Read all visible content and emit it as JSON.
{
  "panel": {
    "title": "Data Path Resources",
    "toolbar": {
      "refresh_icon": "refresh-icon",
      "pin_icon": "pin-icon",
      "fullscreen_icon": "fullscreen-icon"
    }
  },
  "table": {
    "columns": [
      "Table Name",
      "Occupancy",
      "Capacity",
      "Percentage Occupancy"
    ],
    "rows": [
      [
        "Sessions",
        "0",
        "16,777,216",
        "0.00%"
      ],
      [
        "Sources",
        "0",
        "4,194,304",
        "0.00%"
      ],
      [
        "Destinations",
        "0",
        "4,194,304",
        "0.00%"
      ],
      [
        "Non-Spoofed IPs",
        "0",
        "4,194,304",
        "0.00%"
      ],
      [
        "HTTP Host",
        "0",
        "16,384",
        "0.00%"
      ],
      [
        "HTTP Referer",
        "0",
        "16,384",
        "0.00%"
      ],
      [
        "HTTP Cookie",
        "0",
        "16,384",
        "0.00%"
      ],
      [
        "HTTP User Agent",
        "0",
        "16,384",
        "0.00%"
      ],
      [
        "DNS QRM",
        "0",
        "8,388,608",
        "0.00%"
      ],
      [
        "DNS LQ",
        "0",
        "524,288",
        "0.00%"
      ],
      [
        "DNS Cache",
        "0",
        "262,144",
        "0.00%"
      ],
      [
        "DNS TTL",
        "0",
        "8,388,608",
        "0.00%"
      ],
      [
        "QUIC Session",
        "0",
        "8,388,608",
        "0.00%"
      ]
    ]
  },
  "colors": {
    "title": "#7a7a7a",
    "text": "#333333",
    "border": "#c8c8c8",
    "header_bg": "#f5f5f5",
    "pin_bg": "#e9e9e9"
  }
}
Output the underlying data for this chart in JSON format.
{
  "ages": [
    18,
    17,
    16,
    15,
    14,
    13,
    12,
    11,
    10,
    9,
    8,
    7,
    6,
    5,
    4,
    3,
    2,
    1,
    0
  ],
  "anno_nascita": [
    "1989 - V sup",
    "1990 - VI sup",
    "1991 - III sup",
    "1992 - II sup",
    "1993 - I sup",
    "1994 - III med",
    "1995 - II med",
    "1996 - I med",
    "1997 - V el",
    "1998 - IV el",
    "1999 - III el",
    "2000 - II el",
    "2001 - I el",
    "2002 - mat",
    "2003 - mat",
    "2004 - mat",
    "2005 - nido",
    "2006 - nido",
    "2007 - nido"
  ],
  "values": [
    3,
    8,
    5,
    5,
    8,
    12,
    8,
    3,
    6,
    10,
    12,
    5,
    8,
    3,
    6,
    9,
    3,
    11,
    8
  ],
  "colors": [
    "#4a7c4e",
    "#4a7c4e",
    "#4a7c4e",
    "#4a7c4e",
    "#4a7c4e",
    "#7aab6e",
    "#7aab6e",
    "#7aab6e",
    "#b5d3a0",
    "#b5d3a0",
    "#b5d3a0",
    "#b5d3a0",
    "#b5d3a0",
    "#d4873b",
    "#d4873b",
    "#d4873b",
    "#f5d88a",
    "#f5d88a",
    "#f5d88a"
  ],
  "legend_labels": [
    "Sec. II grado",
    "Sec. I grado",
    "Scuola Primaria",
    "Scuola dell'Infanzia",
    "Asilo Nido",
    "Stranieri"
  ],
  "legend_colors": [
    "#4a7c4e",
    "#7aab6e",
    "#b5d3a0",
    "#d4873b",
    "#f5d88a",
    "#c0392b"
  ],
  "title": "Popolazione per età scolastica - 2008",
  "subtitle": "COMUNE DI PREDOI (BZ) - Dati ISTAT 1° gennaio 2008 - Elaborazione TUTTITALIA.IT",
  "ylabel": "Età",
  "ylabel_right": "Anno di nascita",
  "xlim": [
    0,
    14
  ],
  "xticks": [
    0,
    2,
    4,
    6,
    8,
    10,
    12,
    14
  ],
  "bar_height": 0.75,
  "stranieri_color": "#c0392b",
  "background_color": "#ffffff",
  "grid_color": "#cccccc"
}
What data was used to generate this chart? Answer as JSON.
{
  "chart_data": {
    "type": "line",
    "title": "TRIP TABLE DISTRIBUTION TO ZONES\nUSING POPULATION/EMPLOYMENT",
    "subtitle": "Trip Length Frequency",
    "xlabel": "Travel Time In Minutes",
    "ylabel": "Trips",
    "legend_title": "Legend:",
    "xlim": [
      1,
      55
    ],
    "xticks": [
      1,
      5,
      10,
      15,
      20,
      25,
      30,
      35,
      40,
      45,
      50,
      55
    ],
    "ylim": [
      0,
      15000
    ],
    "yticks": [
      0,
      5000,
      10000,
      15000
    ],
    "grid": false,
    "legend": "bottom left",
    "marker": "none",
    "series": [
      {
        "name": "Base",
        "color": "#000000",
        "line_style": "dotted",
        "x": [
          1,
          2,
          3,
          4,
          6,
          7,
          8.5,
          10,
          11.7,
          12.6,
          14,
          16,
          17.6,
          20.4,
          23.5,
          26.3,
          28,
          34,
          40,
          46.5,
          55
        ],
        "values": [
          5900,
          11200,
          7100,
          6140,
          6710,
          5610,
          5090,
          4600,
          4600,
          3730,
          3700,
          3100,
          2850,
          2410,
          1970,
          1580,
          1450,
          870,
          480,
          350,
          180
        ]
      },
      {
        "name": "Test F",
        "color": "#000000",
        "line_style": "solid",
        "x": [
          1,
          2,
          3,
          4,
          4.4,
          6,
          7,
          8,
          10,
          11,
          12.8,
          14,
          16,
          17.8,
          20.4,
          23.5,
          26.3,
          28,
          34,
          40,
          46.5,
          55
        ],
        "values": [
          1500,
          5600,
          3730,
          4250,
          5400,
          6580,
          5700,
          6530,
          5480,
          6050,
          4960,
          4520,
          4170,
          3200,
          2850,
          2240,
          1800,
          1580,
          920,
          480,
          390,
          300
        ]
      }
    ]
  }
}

◆ SET TASK
Restate the whole listing exactly, leaving out nothing.

◆ COMPLETE ANSWER
Read all visible content and emit it as JSON.
{
  "panel": {
    "title": "Data Path Resources",
    "toolbar": {
      "refresh_icon": "refresh-icon",
      "pin_icon": "pin-icon",
      "fullscreen_icon": "fullscreen-icon"
    }
  },
  "table": {
    "columns": [
      "Table Name",
      "Occupancy",
      "Capacity",
      "Percentage Occupancy"
    ],
    "rows": [
      [
        "Sessions",
        "0",
        "16,777,216",
        "0.00%"
      ],
      [
        "Sources",
        "0",
        "4,194,304",
        "0.00%"
      ],
      [
        "Destinations",
        "0",
        "4,194,304",
        "0.00%"
      ],
      [
        "Non-Spoofed IPs",
        "0",
        "4,194,304",
        "0.00%"
      ],
      [
        "HTTP Host",
        "0",
        "16,384",
        "0.00%"
      ],
      [
        "HTTP Referer",
        "0",
        "16,384",
        "0.00%"
      ],
      [
        "HTTP Cookie",
        "0",
        "16,384",
        "0.00%"
      ],
      [
        "HTTP User Agent",
        "0",
        "16,384",
        "0.00%"
      ],
      [
        "DNS QRM",
        "0",
        "8,388,608",
        "0.00%"
      ],
      [
        "DNS LQ",
        "0",
        "524,288",
        "0.00%"
      ],
      [
        "DNS Cache",
        "0",
        "262,144",
        "0.00%"
      ],
      [
        "DNS TTL",
        "0",
        "8,388,608",
        "0.00%"
      ],
      [
        "QUIC Session",
        "0",
        "8,388,608",
        "0.00%"
      ]
    ]
  },
  "colors": {
    "title": "#7a7a7a",
    "text": "#333333",
    "border": "#c8c8c8",
    "header_bg": "#f5f5f5",
    "pin_bg": "#e9e9e9"
  }
}
Output the underlying data for this chart in JSON format.
{
  "ages": [
    18,
    17,
    16,
    15,
    14,
    13,
    12,
    11,
    10,
    9,
    8,
    7,
    6,
    5,
    4,
    3,
    2,
    1,
    0
  ],
  "anno_nascita": [
    "1989 - V sup",
    "1990 - VI sup",
    "1991 - III sup",
    "1992 - II sup",
    "1993 - I sup",
    "1994 - III med",
    "1995 - II med",
    "1996 - I med",
    "1997 - V el",
    "1998 - IV el",
    "1999 - III el",
    "2000 - II el",
    "2001 - I el",
    "2002 - mat",
    "2003 - mat",
    "2004 - mat",
    "2005 - nido",
    "2006 - nido",
    "2007 - nido"
  ],
  "values": [
    3,
    8,
    5,
    5,
    8,
    12,
    8,
    3,
    6,
    10,
    12,
    5,
    8,
    3,
    6,
    9,
    3,
    11,
    8
  ],
  "colors": [
    "#4a7c4e",
    "#4a7c4e",
    "#4a7c4e",
    "#4a7c4e",
    "#4a7c4e",
    "#7aab6e",
    "#7aab6e",
    "#7aab6e",
    "#b5d3a0",
    "#b5d3a0",
    "#b5d3a0",
    "#b5d3a0",
    "#b5d3a0",
    "#d4873b",
    "#d4873b",
    "#d4873b",
    "#f5d88a",
    "#f5d88a",
    "#f5d88a"
  ],
  "legend_labels": [
    "Sec. II grado",
    "Sec. I grado",
    "Scuola Primaria",
    "Scuola dell'Infanzia",
    "Asilo Nido",
    "Stranieri"
  ],
  "legend_colors": [
    "#4a7c4e",
    "#7aab6e",
    "#b5d3a0",
    "#d4873b",
    "#f5d88a",
    "#c0392b"
  ],
  "title": "Popolazione per età scolastica - 2008",
  "subtitle": "COMUNE DI PREDOI (BZ) - Dati ISTAT 1° gennaio 2008 - Elaborazione TUTTITALIA.IT",
  "ylabel": "Età",
  "ylabel_right": "Anno di nascita",
  "xlim": [
    0,
    14
  ],
  "xticks": [
    0,
    2,
    4,
    6,
    8,
    10,
    12,
    14
  ],
  "bar_height": 0.75,
  "stranieri_color": "#c0392b",
  "background_color": "#ffffff",
  "grid_color": "#cccccc"
}
What data was used to generate this chart? Answer as JSON.
{
  "chart_data": {
    "type": "line",
    "title": "TRIP TABLE DISTRIBUTION TO ZONES\nUSING POPULATION/EMPLOYMENT",
    "subtitle": "Trip Length Frequency",
    "xlabel": "Travel Time In Minutes",
    "ylabel": "Trips",
    "legend_title": "Legend:",
    "xlim": [
      1,
      55
    ],
    "xticks": [
      1,
      5,
      10,
      15,
      20,
      25,
      30,
      35,
      40,
      45,
      50,
      55
    ],
    "ylim": [
      0,
      15000
    ],
    "yticks": [
      0,
      5000,
      10000,
      15000
    ],
    "grid": false,
    "legend": "bottom left",
    "marker": "none",
    "series": [
      {
        "name": "Base",
        "color": "#000000",
        "line_style": "dotted",
        "x": [
          1,
          2,
          3,
          4,
          6,
          7,
          8.5,
          10,
          11.7,
          12.6,
          14,
          16,
          17.6,
          20.4,
          23.5,
          26.3,
          28,
          34,
          40,
          46.5,
          55
        ],
        "values": [
          5900,
          11200,
          7100,
          6140,
          6710,
          5610,
          5090,
          4600,
          4600,
          3730,
          3700,
          3100,
          2850,
          2410,
          1970,
          1580,
          1450,
          870,
          480,
          350,
          180
        ]
      },
      {
        "name": "Test F",
        "color": "#000000",
        "line_style": "solid",
        "x": [
          1,
          2,
          3,
          4,
          4.4,
          6,
          7,
          8,
          10,
          11,
          12.8,
          14,
          16,
          17.8,
          20.4,
          23.5,
          26.3,
          28,
          34,
          40,
          46.5,
          55
        ],
        "values": [
          1500,
          5600,
          3730,
          4250,
          5400,
          6580,
          5700,
          6530,
          5480,
          6050,
          4960,
          4520,
          4170,
          3200,
          2850,
          2240,
          1800,
          1580,
          920,
          480,
          390,
          300
        ]
      }
    ]
  }
}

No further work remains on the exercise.